BEGIN Material provided
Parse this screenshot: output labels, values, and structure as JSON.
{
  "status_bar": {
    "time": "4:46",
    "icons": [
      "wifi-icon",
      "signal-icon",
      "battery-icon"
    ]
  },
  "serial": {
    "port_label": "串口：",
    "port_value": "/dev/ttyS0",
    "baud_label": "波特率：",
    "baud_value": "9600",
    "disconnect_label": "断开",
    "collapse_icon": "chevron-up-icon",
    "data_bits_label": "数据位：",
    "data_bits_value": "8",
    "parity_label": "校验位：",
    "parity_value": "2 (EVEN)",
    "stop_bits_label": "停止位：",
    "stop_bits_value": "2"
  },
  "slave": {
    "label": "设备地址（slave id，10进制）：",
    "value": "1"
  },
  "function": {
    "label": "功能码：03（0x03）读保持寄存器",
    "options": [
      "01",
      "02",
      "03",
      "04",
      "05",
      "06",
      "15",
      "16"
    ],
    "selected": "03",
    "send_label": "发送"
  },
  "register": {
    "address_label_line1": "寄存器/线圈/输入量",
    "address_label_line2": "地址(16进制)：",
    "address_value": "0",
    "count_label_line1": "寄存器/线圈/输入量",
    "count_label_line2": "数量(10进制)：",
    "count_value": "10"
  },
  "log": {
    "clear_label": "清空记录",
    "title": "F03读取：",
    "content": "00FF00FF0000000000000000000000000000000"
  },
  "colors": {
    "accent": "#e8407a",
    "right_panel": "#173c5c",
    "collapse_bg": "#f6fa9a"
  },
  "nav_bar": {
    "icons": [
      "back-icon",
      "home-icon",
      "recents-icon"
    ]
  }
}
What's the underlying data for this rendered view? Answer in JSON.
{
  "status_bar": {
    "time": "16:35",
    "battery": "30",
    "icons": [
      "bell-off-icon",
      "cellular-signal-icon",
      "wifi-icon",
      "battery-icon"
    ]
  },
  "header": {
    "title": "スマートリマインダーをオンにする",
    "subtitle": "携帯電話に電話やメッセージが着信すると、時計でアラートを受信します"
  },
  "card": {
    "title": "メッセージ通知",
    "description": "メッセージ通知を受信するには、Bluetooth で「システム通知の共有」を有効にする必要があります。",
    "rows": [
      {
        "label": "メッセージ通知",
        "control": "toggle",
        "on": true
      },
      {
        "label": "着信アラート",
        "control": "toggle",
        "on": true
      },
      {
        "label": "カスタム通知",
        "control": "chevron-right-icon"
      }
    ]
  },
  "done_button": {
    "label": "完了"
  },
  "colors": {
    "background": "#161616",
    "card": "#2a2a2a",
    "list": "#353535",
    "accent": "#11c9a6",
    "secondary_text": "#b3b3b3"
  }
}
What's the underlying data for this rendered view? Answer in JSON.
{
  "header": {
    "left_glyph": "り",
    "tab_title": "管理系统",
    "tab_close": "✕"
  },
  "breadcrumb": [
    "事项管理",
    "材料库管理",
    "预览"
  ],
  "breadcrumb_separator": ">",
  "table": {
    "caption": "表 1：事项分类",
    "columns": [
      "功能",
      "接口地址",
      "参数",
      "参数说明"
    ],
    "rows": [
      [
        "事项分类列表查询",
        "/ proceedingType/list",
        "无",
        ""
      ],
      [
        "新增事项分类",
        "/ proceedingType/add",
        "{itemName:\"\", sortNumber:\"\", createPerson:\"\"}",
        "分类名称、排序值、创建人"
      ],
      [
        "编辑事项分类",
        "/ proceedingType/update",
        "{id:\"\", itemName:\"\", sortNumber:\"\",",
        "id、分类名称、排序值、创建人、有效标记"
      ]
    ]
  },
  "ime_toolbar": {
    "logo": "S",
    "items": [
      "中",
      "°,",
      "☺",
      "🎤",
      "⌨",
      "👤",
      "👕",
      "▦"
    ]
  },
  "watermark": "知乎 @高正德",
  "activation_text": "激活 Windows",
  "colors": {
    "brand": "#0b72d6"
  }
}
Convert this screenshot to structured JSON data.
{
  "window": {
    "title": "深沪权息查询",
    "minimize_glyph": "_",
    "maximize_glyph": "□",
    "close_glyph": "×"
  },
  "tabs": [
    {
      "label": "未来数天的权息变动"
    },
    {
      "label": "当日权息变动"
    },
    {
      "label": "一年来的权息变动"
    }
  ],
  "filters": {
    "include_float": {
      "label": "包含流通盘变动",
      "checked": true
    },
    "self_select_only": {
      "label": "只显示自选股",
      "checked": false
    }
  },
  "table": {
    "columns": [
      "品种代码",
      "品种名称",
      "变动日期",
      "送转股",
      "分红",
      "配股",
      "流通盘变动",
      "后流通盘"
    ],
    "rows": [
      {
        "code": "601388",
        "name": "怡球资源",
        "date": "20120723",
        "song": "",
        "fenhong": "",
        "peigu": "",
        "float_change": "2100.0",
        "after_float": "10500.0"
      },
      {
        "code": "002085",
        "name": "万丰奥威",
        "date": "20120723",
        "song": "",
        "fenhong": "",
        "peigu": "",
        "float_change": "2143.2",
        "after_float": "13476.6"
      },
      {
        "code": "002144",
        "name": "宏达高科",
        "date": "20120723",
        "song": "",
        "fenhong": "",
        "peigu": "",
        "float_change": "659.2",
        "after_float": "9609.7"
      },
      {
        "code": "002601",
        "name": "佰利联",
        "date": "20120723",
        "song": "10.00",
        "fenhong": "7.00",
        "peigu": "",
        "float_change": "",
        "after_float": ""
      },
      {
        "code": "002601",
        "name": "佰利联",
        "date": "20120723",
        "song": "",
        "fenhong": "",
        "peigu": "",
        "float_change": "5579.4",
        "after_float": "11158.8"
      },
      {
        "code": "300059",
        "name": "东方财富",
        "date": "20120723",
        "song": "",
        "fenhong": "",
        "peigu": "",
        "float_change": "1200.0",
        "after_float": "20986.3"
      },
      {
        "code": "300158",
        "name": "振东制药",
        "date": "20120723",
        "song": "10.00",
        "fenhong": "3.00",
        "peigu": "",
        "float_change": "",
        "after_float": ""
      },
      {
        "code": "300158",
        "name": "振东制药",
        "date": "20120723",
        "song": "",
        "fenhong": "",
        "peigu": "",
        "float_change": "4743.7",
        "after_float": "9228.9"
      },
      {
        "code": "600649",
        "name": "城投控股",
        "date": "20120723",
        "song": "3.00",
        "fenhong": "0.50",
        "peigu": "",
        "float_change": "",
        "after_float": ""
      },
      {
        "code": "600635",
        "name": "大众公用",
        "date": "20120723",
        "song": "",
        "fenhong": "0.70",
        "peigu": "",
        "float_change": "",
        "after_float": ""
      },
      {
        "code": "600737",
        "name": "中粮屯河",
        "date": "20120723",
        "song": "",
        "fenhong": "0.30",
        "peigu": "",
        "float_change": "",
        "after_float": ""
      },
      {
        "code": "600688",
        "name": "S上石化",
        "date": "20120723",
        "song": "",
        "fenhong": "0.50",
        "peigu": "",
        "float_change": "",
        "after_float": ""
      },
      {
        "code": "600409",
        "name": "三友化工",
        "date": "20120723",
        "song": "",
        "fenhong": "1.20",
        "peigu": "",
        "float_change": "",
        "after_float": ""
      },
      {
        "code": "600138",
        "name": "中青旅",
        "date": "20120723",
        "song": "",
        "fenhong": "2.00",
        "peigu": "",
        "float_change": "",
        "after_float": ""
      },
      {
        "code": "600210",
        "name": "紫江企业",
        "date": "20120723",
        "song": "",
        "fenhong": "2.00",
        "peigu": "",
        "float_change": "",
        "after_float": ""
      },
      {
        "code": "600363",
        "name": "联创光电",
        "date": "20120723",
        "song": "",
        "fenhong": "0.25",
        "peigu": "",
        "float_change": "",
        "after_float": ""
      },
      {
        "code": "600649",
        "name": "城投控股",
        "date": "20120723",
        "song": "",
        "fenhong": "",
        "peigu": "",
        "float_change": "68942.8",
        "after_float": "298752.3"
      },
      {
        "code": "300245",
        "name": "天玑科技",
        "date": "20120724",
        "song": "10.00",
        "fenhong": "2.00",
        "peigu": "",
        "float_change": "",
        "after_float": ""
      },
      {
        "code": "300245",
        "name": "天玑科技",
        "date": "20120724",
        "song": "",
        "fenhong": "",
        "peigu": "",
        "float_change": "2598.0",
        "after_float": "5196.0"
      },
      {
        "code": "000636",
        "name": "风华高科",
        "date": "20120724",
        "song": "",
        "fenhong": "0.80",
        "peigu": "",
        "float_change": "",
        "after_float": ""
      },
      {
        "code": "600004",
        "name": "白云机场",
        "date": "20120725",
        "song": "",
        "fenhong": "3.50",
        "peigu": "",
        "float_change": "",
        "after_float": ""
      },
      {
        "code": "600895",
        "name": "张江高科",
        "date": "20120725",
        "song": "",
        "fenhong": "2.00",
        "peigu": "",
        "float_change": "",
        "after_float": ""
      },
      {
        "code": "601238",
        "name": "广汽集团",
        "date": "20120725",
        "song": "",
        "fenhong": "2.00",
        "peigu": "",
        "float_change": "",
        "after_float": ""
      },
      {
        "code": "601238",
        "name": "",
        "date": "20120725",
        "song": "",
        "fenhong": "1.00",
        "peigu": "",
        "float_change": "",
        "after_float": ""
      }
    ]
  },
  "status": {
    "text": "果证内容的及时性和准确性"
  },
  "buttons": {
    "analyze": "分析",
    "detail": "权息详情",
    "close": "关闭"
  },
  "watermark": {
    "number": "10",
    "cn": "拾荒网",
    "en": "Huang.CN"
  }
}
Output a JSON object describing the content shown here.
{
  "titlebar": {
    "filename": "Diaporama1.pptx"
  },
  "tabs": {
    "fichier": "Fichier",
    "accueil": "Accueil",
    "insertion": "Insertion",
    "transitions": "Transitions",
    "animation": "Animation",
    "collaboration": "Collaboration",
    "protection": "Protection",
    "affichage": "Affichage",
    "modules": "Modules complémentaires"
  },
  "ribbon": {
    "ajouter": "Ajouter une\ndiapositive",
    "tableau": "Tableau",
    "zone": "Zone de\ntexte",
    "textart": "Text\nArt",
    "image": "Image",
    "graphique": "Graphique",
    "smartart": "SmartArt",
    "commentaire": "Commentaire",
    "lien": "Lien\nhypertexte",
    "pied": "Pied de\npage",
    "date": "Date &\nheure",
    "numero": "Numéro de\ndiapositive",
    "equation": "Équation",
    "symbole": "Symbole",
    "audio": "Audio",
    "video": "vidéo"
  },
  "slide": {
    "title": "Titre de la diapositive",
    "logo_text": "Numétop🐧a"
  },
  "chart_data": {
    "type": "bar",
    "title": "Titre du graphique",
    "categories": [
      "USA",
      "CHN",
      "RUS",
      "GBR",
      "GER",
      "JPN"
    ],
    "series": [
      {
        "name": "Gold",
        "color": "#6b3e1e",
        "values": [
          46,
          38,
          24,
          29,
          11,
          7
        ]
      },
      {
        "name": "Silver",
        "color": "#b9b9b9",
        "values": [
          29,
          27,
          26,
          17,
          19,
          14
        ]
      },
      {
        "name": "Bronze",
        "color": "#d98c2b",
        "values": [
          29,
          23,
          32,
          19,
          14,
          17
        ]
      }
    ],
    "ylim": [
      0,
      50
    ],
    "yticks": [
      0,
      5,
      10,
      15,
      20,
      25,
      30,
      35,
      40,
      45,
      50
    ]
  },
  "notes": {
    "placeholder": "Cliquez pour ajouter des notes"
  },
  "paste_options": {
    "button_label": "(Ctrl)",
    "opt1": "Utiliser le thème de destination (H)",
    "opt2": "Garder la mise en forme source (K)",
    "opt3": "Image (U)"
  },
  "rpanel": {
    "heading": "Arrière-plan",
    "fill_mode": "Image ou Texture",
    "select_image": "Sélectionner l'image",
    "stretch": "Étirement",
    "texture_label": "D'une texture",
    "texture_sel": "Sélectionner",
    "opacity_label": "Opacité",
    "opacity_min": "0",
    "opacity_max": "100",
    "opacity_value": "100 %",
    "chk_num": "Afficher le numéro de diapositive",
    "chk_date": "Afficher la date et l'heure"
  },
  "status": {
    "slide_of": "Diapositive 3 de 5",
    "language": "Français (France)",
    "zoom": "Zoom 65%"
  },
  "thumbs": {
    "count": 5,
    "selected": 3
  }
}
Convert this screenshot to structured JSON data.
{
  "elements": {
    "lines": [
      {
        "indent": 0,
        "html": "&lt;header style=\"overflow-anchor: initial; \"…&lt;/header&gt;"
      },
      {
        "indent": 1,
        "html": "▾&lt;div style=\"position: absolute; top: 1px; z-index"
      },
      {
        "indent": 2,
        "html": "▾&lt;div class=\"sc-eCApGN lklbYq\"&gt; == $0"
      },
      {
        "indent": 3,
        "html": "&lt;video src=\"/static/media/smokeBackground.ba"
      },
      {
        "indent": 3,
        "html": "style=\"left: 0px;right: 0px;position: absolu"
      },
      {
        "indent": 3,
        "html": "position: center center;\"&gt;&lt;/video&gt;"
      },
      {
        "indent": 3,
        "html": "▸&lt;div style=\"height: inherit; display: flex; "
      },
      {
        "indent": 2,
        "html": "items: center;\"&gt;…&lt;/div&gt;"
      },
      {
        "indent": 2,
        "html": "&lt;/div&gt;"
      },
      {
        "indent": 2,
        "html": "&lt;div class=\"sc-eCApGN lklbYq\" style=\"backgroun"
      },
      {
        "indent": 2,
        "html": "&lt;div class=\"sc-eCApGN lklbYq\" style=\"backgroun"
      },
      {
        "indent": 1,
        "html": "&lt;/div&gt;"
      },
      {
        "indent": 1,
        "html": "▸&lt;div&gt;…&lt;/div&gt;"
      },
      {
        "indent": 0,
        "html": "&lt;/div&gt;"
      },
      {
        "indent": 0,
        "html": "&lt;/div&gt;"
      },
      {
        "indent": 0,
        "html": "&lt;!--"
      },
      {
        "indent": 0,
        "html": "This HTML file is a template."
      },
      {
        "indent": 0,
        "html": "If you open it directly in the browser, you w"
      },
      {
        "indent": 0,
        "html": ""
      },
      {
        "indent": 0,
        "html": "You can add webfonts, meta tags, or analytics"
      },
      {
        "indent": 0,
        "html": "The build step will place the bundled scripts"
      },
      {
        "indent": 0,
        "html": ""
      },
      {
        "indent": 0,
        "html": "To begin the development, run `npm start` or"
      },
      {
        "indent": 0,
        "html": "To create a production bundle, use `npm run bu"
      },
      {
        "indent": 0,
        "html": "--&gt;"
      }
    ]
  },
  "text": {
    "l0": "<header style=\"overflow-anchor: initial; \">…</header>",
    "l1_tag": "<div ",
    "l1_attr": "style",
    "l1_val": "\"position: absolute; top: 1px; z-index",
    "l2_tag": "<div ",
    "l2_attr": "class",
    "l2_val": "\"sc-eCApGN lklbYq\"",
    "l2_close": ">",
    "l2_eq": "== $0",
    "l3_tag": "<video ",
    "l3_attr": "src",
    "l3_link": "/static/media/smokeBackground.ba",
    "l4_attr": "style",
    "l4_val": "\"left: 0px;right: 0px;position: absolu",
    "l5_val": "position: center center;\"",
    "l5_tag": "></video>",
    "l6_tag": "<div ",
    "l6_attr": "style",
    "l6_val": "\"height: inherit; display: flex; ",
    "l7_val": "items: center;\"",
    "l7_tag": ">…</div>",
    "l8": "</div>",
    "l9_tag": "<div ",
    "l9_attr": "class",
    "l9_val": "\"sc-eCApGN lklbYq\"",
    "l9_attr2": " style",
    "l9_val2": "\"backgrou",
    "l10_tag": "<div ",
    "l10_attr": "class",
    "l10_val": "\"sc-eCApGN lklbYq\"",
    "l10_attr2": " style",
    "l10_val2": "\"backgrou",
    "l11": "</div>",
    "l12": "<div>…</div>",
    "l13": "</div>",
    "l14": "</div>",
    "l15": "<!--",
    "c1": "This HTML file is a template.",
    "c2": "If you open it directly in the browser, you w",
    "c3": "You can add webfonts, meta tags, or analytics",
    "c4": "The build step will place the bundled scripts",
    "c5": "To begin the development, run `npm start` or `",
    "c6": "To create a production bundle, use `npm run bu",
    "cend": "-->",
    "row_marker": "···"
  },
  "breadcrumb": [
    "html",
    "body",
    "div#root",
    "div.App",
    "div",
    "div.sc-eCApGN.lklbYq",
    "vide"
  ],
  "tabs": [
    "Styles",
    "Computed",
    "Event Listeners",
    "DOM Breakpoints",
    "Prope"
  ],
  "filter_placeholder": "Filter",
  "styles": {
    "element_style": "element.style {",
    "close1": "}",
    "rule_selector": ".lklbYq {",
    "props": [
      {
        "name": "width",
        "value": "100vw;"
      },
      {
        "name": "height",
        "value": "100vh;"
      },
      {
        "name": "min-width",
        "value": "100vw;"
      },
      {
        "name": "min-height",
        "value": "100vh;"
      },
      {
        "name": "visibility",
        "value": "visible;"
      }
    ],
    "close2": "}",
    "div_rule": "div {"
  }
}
END Material provided
# Task details
Search the data for the string "static" and copy each line where it appears.

# Solution below
        "html": "&lt;video src=\"/static/media/smokeBackground.ba"
    "l3_link": "/static/media/smokeBackground.ba",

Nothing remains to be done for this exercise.